═════ DATA SUPPLIED ═════

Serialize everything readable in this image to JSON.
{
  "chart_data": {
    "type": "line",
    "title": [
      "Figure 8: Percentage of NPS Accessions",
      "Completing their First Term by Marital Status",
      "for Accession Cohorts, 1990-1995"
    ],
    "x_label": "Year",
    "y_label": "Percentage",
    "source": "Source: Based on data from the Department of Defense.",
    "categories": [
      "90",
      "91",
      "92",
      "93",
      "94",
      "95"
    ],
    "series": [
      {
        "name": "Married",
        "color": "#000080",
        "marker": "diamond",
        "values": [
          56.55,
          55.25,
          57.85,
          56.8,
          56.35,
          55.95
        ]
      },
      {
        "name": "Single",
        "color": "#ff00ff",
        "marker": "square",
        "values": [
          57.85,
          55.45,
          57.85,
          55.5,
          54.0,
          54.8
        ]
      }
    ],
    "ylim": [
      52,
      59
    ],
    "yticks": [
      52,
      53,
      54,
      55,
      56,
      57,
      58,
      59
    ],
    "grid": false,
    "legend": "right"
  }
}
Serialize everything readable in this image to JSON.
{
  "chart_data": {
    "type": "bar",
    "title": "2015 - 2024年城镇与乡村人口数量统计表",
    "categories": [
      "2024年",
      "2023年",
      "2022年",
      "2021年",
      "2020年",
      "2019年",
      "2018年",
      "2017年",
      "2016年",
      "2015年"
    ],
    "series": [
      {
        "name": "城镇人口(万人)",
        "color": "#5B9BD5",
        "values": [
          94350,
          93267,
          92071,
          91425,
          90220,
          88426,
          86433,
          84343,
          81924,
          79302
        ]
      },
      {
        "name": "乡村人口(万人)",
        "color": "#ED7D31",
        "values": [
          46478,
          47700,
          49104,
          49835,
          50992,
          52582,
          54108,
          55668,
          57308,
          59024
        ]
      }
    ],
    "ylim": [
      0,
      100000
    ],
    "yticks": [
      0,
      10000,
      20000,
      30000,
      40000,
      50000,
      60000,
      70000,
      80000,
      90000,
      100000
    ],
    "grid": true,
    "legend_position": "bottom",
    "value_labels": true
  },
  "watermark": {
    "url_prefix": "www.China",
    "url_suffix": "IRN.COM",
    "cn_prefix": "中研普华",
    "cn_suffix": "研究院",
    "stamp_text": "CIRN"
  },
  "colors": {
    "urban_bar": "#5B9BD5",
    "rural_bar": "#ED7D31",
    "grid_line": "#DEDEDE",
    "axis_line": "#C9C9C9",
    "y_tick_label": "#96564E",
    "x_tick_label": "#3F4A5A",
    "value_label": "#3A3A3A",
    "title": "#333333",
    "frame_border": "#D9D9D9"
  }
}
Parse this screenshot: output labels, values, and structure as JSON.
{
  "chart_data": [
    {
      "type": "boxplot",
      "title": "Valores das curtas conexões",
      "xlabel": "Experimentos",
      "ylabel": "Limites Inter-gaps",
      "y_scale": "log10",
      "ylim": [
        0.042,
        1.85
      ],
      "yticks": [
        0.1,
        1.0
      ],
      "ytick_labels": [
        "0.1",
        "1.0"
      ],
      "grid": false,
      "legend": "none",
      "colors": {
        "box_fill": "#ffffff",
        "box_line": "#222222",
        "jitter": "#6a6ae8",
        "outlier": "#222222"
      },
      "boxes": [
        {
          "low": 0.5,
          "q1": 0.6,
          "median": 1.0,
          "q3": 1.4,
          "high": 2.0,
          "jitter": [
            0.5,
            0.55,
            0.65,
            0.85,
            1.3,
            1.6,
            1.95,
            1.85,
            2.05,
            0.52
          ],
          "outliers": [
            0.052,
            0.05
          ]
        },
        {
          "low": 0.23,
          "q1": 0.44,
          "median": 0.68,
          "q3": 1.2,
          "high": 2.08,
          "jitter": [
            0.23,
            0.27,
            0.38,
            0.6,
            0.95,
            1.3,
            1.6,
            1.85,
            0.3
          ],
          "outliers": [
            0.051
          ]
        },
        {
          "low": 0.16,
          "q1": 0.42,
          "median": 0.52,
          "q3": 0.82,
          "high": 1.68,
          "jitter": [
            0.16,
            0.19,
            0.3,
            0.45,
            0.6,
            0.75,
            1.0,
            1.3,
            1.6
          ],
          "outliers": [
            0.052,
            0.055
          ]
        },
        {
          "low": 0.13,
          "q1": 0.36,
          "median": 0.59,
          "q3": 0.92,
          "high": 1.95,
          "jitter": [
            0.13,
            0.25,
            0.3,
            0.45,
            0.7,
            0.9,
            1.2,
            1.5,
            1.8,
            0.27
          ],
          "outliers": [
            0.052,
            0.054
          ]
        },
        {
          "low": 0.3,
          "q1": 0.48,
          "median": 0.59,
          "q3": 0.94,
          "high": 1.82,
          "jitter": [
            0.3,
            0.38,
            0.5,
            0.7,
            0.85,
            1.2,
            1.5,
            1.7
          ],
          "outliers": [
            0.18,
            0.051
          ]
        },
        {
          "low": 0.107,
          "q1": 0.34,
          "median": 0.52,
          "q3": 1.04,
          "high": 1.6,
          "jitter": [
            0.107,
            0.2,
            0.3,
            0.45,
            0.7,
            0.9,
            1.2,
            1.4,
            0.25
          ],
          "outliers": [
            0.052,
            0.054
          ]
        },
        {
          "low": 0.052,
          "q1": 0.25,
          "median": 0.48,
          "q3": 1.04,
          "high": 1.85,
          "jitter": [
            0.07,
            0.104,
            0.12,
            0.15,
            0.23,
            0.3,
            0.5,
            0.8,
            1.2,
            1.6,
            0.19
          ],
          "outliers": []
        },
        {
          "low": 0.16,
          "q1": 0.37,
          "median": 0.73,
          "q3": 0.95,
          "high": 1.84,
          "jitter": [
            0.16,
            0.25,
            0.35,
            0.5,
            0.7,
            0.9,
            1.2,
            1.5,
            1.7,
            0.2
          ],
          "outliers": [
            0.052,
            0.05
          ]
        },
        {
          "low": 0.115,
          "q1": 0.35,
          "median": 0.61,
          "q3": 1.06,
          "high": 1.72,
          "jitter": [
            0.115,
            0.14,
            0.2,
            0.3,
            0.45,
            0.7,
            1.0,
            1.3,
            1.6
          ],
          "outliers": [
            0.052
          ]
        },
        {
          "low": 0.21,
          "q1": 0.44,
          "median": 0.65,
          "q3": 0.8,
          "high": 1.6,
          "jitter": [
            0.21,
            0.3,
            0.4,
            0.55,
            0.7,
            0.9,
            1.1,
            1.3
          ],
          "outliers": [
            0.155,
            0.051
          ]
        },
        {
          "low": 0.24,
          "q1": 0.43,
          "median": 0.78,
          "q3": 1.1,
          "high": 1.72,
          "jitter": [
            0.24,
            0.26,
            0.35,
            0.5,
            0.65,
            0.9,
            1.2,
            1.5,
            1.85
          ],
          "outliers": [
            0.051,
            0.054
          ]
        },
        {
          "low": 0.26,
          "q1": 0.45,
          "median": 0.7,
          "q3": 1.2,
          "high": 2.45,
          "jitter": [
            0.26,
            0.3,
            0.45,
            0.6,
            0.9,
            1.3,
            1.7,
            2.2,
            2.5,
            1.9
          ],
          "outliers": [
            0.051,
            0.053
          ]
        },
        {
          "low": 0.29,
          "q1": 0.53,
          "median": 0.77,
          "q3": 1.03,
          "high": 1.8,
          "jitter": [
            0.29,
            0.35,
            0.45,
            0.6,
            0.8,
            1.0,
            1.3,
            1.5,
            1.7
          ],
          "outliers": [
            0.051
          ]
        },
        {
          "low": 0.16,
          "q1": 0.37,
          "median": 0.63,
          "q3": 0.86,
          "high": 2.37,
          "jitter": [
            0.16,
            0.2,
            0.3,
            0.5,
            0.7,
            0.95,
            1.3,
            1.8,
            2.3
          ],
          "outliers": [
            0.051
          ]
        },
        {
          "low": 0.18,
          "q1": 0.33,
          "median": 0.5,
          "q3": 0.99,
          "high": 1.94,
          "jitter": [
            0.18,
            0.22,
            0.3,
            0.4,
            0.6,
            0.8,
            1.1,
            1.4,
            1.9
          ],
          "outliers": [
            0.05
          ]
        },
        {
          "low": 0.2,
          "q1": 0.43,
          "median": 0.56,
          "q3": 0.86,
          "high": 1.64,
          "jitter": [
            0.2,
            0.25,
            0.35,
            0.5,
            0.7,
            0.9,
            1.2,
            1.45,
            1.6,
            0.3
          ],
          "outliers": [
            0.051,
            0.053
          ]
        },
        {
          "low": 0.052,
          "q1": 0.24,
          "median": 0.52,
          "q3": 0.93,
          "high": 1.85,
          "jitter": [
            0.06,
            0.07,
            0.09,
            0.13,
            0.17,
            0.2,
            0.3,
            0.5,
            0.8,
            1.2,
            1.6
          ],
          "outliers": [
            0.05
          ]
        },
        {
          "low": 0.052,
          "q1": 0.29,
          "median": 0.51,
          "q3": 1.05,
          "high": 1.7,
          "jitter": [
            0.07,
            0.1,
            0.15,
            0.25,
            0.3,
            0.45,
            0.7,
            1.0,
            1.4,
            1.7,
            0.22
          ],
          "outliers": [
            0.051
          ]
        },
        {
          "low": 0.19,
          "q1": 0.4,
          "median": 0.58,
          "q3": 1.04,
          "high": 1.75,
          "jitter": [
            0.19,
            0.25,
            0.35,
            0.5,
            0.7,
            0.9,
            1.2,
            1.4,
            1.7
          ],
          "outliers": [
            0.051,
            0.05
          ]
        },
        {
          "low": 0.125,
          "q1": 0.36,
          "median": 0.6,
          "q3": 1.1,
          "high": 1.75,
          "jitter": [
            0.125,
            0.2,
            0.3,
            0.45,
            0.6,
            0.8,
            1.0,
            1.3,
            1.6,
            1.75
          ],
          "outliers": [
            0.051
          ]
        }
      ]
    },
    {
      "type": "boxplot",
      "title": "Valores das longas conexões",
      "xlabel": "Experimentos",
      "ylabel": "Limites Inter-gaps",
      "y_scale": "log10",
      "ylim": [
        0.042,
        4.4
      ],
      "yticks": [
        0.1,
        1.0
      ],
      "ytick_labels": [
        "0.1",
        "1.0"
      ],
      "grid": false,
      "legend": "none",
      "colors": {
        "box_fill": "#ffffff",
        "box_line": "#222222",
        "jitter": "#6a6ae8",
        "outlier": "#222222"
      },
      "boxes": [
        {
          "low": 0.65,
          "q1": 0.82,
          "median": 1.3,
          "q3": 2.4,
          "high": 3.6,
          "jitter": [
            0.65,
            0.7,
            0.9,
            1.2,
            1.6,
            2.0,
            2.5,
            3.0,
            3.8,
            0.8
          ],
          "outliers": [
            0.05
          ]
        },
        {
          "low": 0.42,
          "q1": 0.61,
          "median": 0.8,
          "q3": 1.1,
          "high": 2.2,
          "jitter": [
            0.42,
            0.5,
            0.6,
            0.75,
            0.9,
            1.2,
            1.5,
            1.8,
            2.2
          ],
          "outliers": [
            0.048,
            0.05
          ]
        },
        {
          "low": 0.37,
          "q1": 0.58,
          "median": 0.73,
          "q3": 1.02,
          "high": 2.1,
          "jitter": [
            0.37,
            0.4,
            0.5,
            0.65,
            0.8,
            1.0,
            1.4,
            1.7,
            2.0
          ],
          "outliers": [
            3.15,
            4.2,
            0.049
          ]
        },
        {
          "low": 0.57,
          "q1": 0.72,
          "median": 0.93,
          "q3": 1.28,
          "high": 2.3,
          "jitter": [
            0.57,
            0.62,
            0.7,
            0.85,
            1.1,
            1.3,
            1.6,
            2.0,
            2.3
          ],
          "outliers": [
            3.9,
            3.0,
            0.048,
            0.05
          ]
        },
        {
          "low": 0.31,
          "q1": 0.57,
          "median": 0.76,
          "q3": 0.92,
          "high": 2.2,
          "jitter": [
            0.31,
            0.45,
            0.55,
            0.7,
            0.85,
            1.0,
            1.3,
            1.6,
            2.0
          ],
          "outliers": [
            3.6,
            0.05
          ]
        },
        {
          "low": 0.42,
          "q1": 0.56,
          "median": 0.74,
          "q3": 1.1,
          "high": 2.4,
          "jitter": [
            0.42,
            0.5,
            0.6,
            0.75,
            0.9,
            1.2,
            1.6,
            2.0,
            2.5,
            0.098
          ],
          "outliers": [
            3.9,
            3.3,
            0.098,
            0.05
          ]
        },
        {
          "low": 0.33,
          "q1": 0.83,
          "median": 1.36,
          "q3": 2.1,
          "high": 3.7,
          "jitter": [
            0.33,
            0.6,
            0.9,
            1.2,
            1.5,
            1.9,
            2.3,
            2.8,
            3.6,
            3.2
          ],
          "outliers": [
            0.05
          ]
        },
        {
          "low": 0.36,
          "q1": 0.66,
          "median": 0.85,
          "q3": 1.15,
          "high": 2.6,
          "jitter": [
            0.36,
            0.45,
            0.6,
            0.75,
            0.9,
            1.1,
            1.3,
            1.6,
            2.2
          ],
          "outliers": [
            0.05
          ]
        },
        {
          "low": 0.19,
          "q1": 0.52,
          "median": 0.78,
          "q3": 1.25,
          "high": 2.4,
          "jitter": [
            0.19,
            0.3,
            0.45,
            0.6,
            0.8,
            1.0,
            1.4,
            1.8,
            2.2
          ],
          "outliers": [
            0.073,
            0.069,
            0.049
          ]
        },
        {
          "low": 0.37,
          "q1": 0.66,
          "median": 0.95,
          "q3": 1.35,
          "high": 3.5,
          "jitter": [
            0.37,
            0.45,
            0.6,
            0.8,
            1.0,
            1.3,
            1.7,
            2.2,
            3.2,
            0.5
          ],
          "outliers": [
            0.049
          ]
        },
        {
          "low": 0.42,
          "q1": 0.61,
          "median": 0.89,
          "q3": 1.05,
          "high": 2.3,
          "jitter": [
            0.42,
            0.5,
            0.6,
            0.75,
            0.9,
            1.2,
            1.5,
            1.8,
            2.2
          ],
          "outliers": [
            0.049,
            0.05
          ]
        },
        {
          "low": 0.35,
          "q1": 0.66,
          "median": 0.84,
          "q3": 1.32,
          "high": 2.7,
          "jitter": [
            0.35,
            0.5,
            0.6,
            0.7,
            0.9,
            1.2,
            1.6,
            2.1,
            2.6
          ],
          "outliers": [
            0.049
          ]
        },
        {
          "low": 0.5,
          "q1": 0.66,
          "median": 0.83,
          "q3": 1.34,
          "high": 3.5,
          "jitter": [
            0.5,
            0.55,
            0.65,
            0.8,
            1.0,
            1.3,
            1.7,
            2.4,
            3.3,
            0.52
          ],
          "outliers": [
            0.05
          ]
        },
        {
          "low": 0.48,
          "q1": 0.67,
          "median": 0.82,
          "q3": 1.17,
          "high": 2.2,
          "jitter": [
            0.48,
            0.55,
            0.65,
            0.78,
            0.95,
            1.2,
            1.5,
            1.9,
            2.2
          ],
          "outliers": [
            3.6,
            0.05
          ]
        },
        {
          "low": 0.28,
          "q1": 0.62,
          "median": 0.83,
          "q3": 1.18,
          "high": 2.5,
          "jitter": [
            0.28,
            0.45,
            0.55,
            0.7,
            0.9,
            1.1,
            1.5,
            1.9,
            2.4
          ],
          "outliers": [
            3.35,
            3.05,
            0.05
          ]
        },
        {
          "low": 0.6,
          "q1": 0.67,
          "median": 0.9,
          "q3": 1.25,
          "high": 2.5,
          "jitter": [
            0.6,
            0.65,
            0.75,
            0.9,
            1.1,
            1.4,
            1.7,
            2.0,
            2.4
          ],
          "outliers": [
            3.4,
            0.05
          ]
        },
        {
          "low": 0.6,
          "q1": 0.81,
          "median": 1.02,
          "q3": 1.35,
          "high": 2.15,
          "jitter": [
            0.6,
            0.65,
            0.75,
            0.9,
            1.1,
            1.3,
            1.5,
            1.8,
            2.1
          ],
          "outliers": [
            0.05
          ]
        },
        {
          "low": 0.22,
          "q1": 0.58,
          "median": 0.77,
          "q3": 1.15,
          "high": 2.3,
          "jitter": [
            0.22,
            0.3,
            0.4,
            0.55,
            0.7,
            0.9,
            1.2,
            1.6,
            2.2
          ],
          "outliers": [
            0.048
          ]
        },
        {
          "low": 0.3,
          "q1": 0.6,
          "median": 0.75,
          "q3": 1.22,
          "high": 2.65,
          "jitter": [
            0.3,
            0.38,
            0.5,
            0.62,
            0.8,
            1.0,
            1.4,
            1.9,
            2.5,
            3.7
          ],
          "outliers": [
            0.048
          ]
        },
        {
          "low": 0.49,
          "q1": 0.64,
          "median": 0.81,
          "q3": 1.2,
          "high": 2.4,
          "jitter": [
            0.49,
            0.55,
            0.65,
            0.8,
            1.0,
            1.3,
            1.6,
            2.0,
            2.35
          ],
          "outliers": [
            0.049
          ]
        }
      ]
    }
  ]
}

═════

| YOUR GOAL |
Gather up the lines that contain the word "Valores".

| CORRECT RESULT |
      "title": "Valores das curtas conexões",
      "title": "Valores das longas conexões",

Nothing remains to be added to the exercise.